Each line containing the word "Preescolar" must be reported.
Start of RECORDS FOR THIS TASK
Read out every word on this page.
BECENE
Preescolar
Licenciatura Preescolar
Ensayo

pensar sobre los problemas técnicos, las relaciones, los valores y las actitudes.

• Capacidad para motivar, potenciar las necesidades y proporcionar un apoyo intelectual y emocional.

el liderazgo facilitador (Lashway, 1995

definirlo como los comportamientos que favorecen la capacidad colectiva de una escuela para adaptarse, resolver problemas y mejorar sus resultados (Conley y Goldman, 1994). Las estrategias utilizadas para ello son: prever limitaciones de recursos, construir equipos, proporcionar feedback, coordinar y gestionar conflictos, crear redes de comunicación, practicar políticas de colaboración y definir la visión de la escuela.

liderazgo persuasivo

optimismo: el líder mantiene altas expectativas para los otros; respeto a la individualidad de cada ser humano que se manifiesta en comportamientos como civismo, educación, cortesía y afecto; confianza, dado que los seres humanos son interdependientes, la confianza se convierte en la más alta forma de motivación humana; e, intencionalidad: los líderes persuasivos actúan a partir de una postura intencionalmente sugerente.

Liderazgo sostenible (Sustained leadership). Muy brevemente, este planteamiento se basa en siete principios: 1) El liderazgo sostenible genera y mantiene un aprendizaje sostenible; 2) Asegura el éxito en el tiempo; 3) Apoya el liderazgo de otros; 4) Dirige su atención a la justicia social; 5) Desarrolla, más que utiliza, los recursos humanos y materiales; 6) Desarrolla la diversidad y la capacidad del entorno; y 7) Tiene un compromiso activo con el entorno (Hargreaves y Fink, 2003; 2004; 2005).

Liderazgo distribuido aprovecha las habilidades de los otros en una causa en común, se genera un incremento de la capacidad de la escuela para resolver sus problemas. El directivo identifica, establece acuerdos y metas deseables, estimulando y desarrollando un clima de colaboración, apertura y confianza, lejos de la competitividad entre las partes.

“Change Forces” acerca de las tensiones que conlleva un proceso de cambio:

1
End of RECORDS FOR THIS TASK
* THE OUTPUT *
Preescolar
Licenciatura Preescolar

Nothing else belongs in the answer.